## Texto del documento
**********
Tokio (De un enviado especial). A Martha Argerich no le gustan las entrevistas. Por esono las concede, al menos en el sentido tradicional del término. Los periodistas que quieren dialogar con ella tienen que aceptar sus condiciones básicamente, evitar la formalidad de agendar un encuentro.
"Nos vemos después del ensayo general -propuso ante la primera
requisitoria-. Tengo mucho que estudiar y estoy por grabar el Trío de
Chaikosvky con Kremer y Maisky". Pero entre el fin del ensayo general y
el concierto había tan sólo una hora. Las fotos, los autógrafos y las
peregrinaciones hacia su camarín, sumados a sus dudas sobre qué piano
usar para la función, la hicieron sugerir: "Mejor nos vemos después de
la función".
**********
## Problema breve a
Copia sin ningún cambio el texto sobre Martha Argerich, de principio a fin.

(Entradas de elementos anotados)
**********
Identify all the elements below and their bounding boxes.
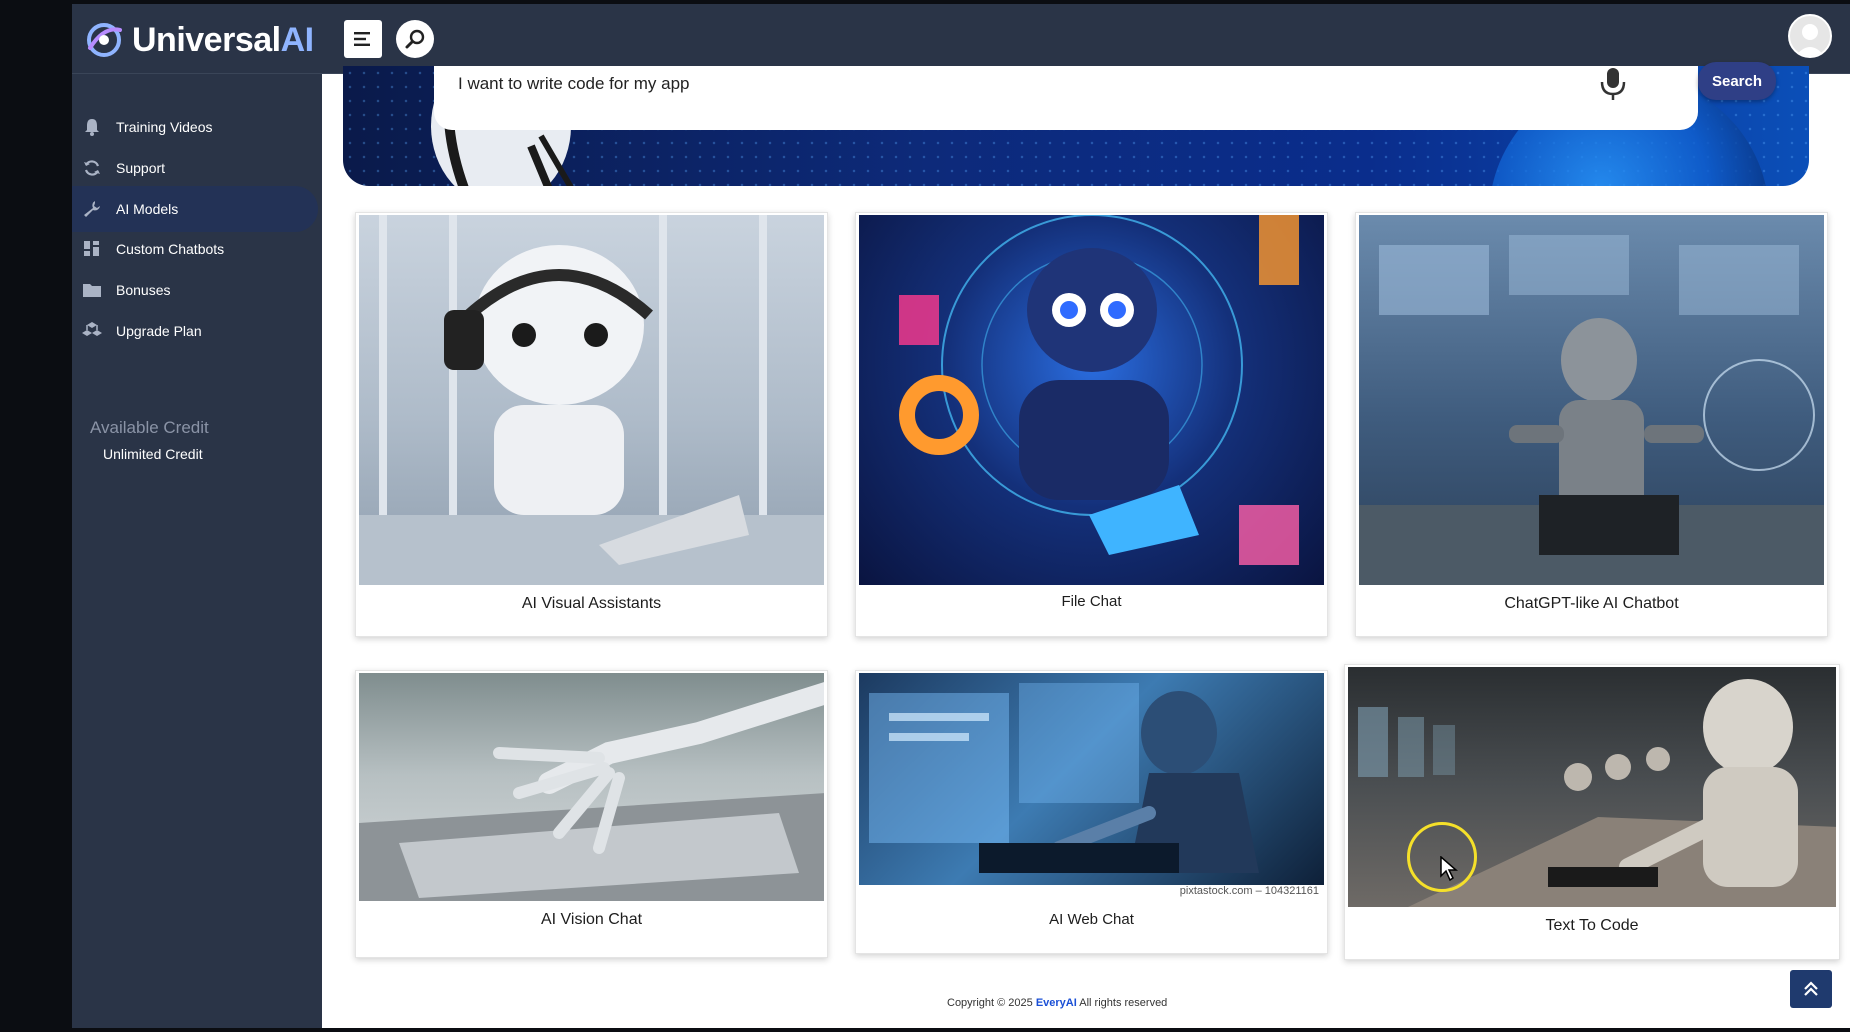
sidebar-item-label: Training Videos [116, 119, 213, 135]
sidebar-item-support[interactable]: Support [72, 145, 318, 191]
boxes-icon [82, 321, 102, 341]
card-image [859, 673, 1324, 885]
refresh-icon [82, 158, 102, 178]
robot-monitors-illustration [869, 683, 1259, 873]
image-credit: pixtastock.com – 104321161 [1179, 885, 1319, 897]
wrench-icon [82, 199, 102, 219]
robot-hand-keyboard-illustration [359, 682, 824, 901]
logo-icon [87, 23, 122, 57]
user-icon [1795, 24, 1825, 56]
search-button[interactable]: Search [1698, 62, 1776, 100]
card-title: ChatGPT-like AI Chatbot [1504, 595, 1679, 612]
copyright-text: Copyright © 2025 EveryAI All rights rese… [947, 997, 1167, 1009]
card-image [1359, 215, 1824, 585]
prompt-search-bar[interactable]: I want to write code for my app Search [434, 62, 1776, 130]
card-title: AI Visual Assistants [521, 595, 662, 612]
sidebar-item-label: Bonuses [116, 282, 171, 298]
model-card-chatgpt-like-ai-chatbot[interactable]: ChatGPT-like AI Chatbot [1355, 212, 1828, 637]
scroll-to-top-button[interactable] [1790, 970, 1832, 1008]
model-card-ai-vision-chat[interactable]: AI Vision Chat [355, 670, 828, 958]
top-bar: UniversalAI [72, 4, 1850, 74]
model-card-ai-visual-assistants[interactable]: AI Visual Assistants [355, 212, 828, 637]
card-title: Text To Code [1545, 917, 1639, 934]
sidebar-item-label: Upgrade Plan [116, 323, 202, 339]
card-title: AI Vision Chat [540, 911, 643, 928]
app-window: UniversalAI Training Videos Support AI M… [72, 4, 1850, 1028]
search-icon [405, 29, 425, 49]
sidebar-item-bonuses[interactable]: Bonuses [72, 267, 318, 313]
robot-headset-illustration [359, 215, 824, 585]
model-card-text-to-code[interactable]: Text To Code [1344, 664, 1840, 960]
search-toggle-button[interactable] [396, 20, 434, 58]
microphone-icon[interactable] [1598, 66, 1628, 102]
sidebar-item-label: Support [116, 160, 166, 176]
sidebar-item-upgrade-plan[interactable]: Upgrade Plan [72, 308, 318, 354]
sidebar: Training Videos Support AI Models Custom… [72, 74, 322, 1028]
logo[interactable]: UniversalAI [82, 18, 314, 62]
mouse-pointer-icon [1440, 856, 1458, 882]
copyright-suffix: All rights reserved [1079, 997, 1168, 1009]
sidebar-item-custom-chatbots[interactable]: Custom Chatbots [72, 226, 318, 272]
menu-toggle-button[interactable] [344, 20, 382, 58]
copyright-prefix: Copyright © 2025 [947, 997, 1033, 1009]
card-title: File Chat [1061, 593, 1122, 610]
card-image [859, 215, 1324, 585]
sidebar-item-label: Custom Chatbots [116, 241, 225, 257]
available-credit-value: Unlimited Credit [103, 446, 203, 462]
robot-neon-illustration [899, 215, 1299, 565]
folder-icon [82, 280, 102, 300]
hamburger-icon [354, 32, 370, 46]
search-input[interactable]: I want to write code for my app [458, 74, 690, 94]
logo-text: UniversalAI [132, 20, 314, 59]
dashboard-icon [82, 239, 102, 259]
user-avatar[interactable] [1788, 14, 1832, 58]
model-card-ai-web-chat[interactable]: pixtastock.com – 104321161 AI Web Chat [855, 670, 1328, 954]
card-image [359, 215, 824, 585]
robot-desk-illustration [1359, 235, 1824, 585]
card-image [359, 673, 824, 901]
sidebar-item-training-videos[interactable]: Training Videos [72, 104, 318, 150]
brand-link[interactable]: EveryAI [1036, 997, 1077, 1009]
model-card-file-chat[interactable]: File Chat [855, 212, 1328, 637]
available-credit-heading: Available Credit [90, 418, 209, 437]
bell-icon [82, 117, 102, 137]
card-title: AI Web Chat [1049, 911, 1134, 928]
double-chevron-up-icon [1804, 981, 1818, 996]
sidebar-item-label: AI Models [116, 201, 179, 217]
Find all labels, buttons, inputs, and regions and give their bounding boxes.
**********
## Problema breve b
Reescribe las líneas del listado que van desde la que contiene "sidebar-item-label: Training Videos" hasta la que contiene "search-icon [405, 29, 425, 49]", ambas incluidas, cambiando "card-title" por "card-heading" y dejando todo lo demás igual. Entrega únicamente esas líneas.

## Solución escrita a
Tokio (De un enviado especial). A Martha Argerich no le gustan las entrevistas. Por esono las concede, al menos en el sentido tradicional del término. Los periodistas que quieren dialogar con ella tienen que aceptar sus condiciones básicamente, evitar la formalidad de agendar un encuentro.
"Nos vemos después del ensayo general -propuso ante la primera
requisitoria-. Tengo mucho que estudiar y estoy por grabar el Trío de
Chaikosvky con Kremer y Maisky". Pero entre el fin del ensayo general y
el concierto había tan sólo una hora. Las fotos, los autógrafos y las
peregrinaciones hacia su camarín, sumados a sus dudas sobre qué piano
usar para la función, la hicieron sugerir: "Mejor nos vemos después de
la función".

## Solución escrita b
sidebar-item-label: Training Videos [116, 119, 213, 135]
sidebar-item-support[interactable]: Support [72, 145, 318, 191]
boxes-icon [82, 321, 102, 341]
card-image [859, 673, 1324, 885]
refresh-icon [82, 158, 102, 178]
robot-monitors-illustration [869, 683, 1259, 873]
image-credit: pixtastock.com – 104321161 [1179, 885, 1319, 897]
wrench-icon [82, 199, 102, 219]
robot-hand-keyboard-illustration [359, 682, 824, 901]
logo-icon [87, 23, 122, 57]
user-icon [1795, 24, 1825, 56]
search-button[interactable]: Search [1698, 62, 1776, 100]
card-heading: ChatGPT-like AI Chatbot [1504, 595, 1679, 612]
copyright-text: Copyright © 2025 EveryAI All rights rese… [947, 997, 1167, 1009]
card-image [1359, 215, 1824, 585]
prompt-search-bar[interactable]: I want to write code for my app Search [434, 62, 1776, 130]
card-heading: AI Visual Assistants [521, 595, 662, 612]
sidebar-item-label: Bonuses [116, 282, 171, 298]
model-card-chatgpt-like-ai-chatbot[interactable]: ChatGPT-like AI Chatbot [1355, 212, 1828, 637]
scroll-to-top-button[interactable] [1790, 970, 1832, 1008]
model-card-ai-vision-chat[interactable]: AI Vision Chat [355, 670, 828, 958]
top-bar: UniversalAI [72, 4, 1850, 74]
model-card-ai-visual-assistants[interactable]: AI Visual Assistants [355, 212, 828, 637]
card-heading: Text To Code [1545, 917, 1639, 934]
sidebar-item-label: Upgrade Plan [116, 323, 202, 339]
card-heading: AI Vision Chat [540, 911, 643, 928]
app-window: UniversalAI Training Videos Support AI M… [72, 4, 1850, 1028]
search-icon [405, 29, 425, 49]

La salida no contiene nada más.